Exercise objective |
All of the material below is to be retyped exactly.

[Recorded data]
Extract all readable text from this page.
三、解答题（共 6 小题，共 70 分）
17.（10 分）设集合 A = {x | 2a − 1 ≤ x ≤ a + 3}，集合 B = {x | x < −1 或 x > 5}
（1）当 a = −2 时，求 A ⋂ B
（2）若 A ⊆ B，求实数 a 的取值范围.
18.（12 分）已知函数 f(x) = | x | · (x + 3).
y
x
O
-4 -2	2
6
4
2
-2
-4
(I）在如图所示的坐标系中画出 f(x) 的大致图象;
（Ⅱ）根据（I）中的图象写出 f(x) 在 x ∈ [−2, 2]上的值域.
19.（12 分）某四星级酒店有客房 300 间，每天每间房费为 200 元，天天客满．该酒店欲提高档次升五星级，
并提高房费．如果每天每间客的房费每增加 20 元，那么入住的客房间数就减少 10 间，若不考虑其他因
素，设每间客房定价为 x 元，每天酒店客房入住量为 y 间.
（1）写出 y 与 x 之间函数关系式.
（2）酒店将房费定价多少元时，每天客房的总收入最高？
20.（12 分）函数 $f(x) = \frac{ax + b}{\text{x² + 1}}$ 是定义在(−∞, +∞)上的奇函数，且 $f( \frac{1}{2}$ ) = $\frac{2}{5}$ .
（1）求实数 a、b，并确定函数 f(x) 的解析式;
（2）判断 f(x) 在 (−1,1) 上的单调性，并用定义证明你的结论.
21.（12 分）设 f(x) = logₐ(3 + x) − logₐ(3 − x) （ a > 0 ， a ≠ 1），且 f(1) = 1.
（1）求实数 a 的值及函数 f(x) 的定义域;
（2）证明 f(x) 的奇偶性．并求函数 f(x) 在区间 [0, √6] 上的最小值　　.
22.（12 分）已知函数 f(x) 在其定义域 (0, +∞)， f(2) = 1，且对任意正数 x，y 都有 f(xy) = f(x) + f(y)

Task response |
Extract all readable text from this page.
三、解答题（共 6 小题，共 70 分）
17.（10 分）设集合 A = {x | 2a − 1 ≤ x ≤ a + 3}，集合 B = {x | x < −1 或 x > 5}
（1）当 a = −2 时，求 A ⋂ B
（2）若 A ⊆ B，求实数 a 的取值范围.
18.（12 分）已知函数 f(x) = | x | · (x + 3).
y
x
O
-4 -2	2
6
4
2
-2
-4
(I）在如图所示的坐标系中画出 f(x) 的大致图象;
（Ⅱ）根据（I）中的图象写出 f(x) 在 x ∈ [−2, 2]上的值域.
19.（12 分）某四星级酒店有客房 300 间，每天每间房费为 200 元，天天客满．该酒店欲提高档次升五星级，
并提高房费．如果每天每间客的房费每增加 20 元，那么入住的客房间数就减少 10 间，若不考虑其他因
素，设每间客房定价为 x 元，每天酒店客房入住量为 y 间.
（1）写出 y 与 x 之间函数关系式.
（2）酒店将房费定价多少元时，每天客房的总收入最高？
20.（12 分）函数 $f(x) = \frac{ax + b}{\text{x² + 1}}$ 是定义在(−∞, +∞)上的奇函数，且 $f( \frac{1}{2}$ ) = $\frac{2}{5}$ .
（1）求实数 a、b，并确定函数 f(x) 的解析式;
（2）判断 f(x) 在 (−1,1) 上的单调性，并用定义证明你的结论.
21.（12 分）设 f(x) = logₐ(3 + x) − logₐ(3 − x) （ a > 0 ， a ≠ 1），且 f(1) = 1.
（1）求实数 a 的值及函数 f(x) 的定义域;
（2）证明 f(x) 的奇偶性．并求函数 f(x) 在区间 [0, √6] 上的最小值　　.
22.（12 分）已知函数 f(x) 在其定义域 (0, +∞)， f(2) = 1，且对任意正数 x，y 都有 f(xy) = f(x) + f(y)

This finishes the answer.